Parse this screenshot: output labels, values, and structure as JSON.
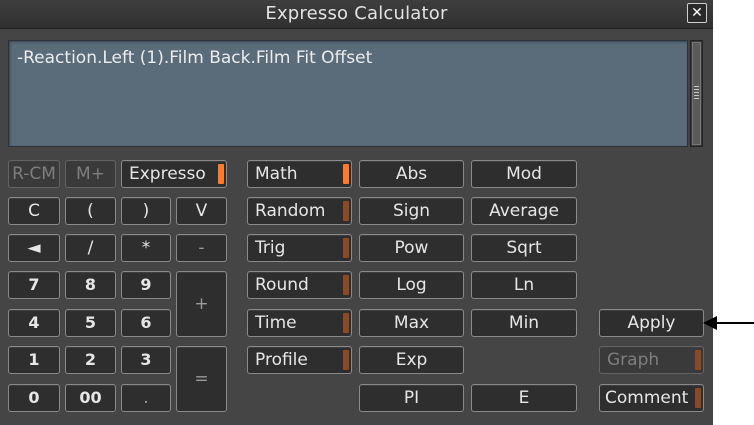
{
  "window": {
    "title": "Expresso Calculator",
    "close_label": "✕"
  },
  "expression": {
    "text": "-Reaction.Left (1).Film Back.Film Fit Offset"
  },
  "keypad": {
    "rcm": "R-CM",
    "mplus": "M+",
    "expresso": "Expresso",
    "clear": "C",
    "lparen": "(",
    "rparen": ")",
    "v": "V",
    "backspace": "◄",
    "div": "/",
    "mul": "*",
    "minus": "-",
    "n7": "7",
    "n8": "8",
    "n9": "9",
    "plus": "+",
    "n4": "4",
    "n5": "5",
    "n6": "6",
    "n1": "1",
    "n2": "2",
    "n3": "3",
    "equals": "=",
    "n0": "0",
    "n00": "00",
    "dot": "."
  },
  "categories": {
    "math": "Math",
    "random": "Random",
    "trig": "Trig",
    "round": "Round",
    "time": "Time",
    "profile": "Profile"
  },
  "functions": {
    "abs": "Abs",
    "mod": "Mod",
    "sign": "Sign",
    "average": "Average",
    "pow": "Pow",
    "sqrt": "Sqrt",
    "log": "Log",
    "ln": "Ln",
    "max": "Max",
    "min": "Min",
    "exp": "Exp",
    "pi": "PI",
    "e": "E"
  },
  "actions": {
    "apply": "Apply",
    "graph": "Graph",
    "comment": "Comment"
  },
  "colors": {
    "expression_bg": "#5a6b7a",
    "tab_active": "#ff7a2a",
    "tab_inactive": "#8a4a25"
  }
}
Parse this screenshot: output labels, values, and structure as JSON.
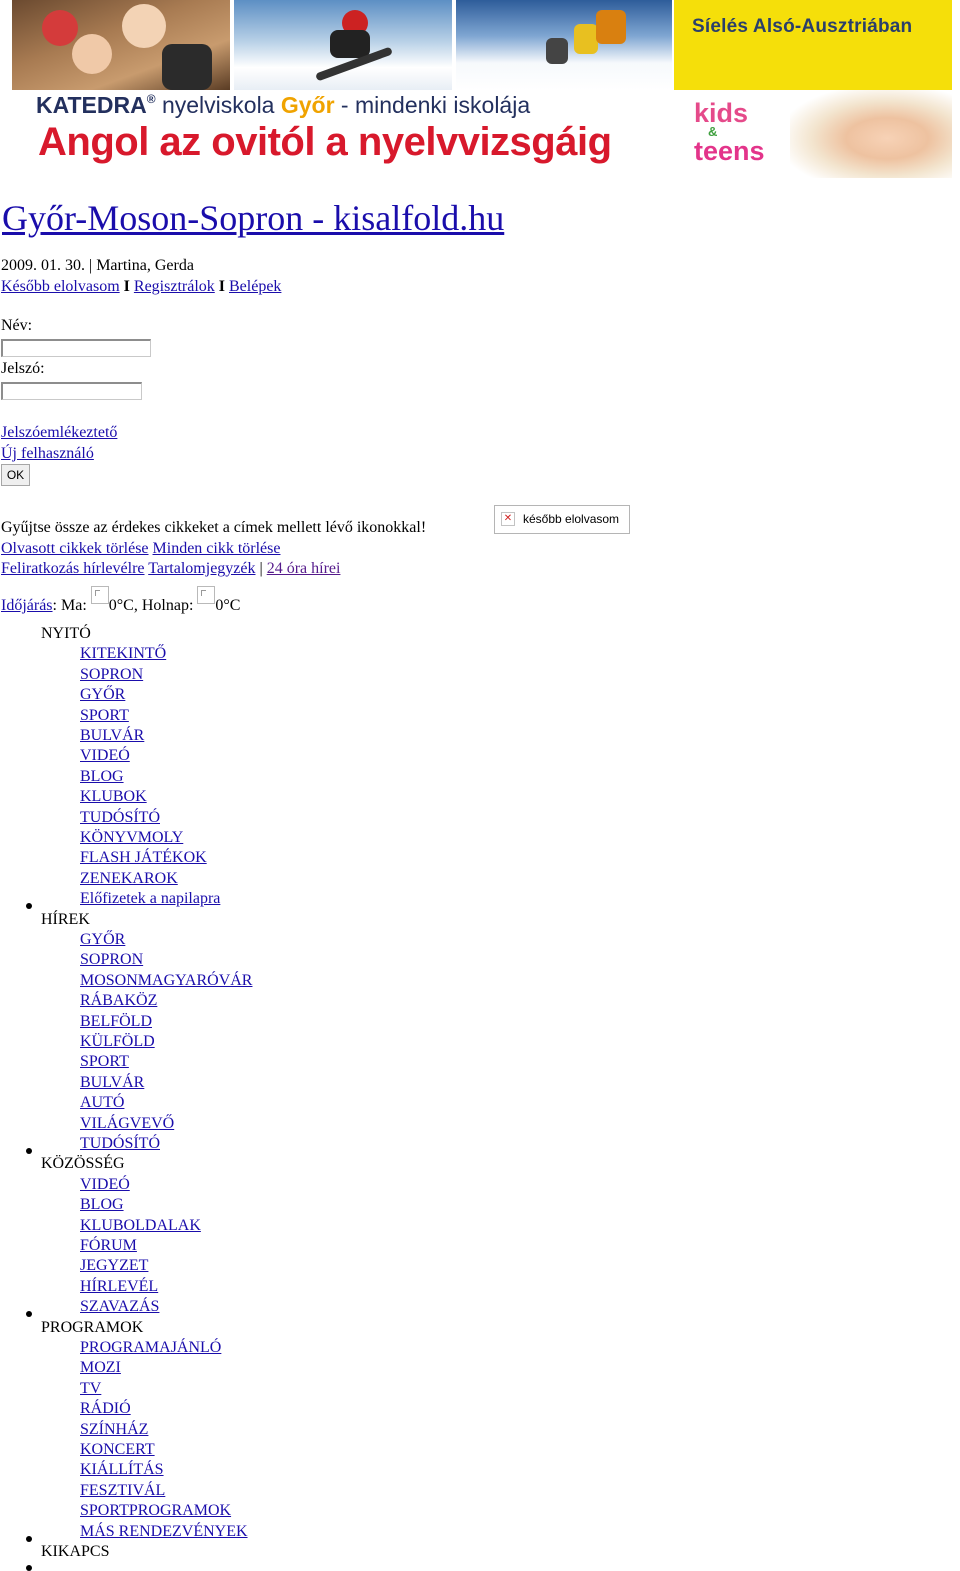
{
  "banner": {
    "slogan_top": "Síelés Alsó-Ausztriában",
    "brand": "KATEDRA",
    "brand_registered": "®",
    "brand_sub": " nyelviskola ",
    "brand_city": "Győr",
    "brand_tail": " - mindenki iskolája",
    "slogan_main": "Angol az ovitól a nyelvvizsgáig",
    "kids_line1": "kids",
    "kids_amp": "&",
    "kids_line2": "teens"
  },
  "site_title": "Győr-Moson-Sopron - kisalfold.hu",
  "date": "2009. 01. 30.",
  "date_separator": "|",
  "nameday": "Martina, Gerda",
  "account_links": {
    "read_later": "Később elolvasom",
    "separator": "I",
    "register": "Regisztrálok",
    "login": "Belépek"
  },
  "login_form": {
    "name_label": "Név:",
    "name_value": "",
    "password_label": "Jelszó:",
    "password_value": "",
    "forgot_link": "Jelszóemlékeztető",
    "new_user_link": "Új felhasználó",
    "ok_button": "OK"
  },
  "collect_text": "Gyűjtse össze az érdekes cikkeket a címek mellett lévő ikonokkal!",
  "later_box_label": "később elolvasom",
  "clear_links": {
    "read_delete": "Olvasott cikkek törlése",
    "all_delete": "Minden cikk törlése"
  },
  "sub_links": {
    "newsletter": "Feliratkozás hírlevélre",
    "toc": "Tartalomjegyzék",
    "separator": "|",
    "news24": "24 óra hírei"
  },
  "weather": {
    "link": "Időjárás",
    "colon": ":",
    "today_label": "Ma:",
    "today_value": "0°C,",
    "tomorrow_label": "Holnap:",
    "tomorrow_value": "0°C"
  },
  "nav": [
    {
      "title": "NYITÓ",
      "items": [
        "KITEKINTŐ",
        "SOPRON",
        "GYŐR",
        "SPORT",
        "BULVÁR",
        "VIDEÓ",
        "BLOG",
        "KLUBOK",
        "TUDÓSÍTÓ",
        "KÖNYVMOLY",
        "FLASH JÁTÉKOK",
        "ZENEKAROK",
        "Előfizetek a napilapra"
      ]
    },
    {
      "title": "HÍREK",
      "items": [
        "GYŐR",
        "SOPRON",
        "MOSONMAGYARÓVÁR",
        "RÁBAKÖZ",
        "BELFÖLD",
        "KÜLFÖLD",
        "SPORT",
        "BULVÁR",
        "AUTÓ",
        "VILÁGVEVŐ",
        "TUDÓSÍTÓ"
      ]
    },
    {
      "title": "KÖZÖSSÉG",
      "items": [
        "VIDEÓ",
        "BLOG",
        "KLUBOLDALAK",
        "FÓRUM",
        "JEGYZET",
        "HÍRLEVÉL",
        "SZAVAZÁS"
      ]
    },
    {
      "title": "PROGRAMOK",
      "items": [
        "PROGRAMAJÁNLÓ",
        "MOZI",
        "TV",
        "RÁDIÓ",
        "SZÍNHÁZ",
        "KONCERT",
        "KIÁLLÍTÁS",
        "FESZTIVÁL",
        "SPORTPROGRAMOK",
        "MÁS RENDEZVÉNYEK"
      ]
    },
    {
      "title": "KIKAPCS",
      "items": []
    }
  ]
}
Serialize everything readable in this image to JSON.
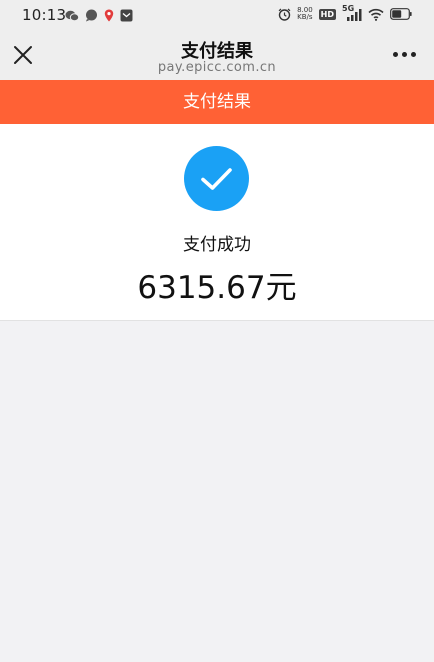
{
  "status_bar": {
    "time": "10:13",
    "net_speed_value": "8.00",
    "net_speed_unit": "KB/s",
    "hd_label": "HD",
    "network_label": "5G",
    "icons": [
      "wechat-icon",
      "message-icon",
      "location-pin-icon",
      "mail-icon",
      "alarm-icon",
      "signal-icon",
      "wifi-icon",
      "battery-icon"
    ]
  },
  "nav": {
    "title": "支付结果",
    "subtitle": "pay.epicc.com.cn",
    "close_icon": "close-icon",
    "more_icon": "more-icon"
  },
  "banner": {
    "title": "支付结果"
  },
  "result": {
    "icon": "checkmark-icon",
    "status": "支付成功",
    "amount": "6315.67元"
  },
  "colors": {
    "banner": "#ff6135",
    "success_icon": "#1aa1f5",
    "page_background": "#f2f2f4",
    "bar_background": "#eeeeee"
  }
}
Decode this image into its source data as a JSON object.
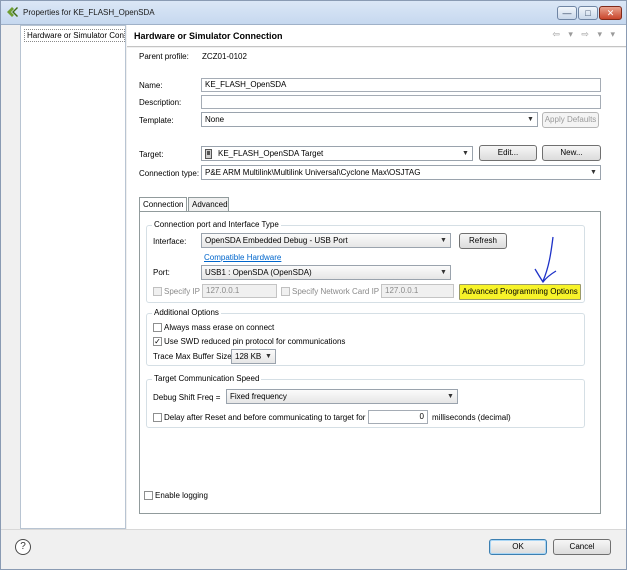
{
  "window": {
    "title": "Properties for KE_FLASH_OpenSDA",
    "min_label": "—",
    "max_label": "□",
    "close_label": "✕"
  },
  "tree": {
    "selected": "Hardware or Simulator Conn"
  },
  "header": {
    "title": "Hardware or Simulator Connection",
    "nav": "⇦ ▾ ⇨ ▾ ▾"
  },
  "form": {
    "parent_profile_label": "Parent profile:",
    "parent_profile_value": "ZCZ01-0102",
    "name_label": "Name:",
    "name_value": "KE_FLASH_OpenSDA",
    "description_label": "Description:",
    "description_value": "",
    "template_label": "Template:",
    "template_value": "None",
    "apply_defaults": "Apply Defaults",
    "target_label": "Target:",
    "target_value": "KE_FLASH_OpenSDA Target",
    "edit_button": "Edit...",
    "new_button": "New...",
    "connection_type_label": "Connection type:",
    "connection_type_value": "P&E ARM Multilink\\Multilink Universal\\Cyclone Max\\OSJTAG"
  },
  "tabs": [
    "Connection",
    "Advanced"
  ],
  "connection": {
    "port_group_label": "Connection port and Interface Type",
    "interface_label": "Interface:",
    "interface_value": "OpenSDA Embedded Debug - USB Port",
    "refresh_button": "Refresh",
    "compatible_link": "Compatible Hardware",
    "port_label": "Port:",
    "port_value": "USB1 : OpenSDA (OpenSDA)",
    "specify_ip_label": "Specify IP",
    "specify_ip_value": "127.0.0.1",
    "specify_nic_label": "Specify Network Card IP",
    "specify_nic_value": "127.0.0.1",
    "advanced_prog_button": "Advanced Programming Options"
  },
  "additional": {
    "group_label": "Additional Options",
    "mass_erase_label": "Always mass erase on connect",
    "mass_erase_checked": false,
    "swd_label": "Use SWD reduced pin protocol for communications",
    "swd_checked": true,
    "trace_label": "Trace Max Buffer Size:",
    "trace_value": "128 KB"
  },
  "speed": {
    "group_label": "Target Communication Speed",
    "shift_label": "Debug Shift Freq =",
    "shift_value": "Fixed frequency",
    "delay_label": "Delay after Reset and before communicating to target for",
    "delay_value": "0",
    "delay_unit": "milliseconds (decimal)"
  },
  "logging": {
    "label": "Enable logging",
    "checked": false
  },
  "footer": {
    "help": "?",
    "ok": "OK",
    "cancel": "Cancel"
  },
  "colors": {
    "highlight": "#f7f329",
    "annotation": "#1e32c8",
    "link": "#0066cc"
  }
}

^^^^^^^^^^^^^^^^

▶ The request
Identify and copy all lines with the word "Options".

▶ Written answer
    "advanced_prog_button": "Advanced Programming Options"
    "group_label": "Additional Options",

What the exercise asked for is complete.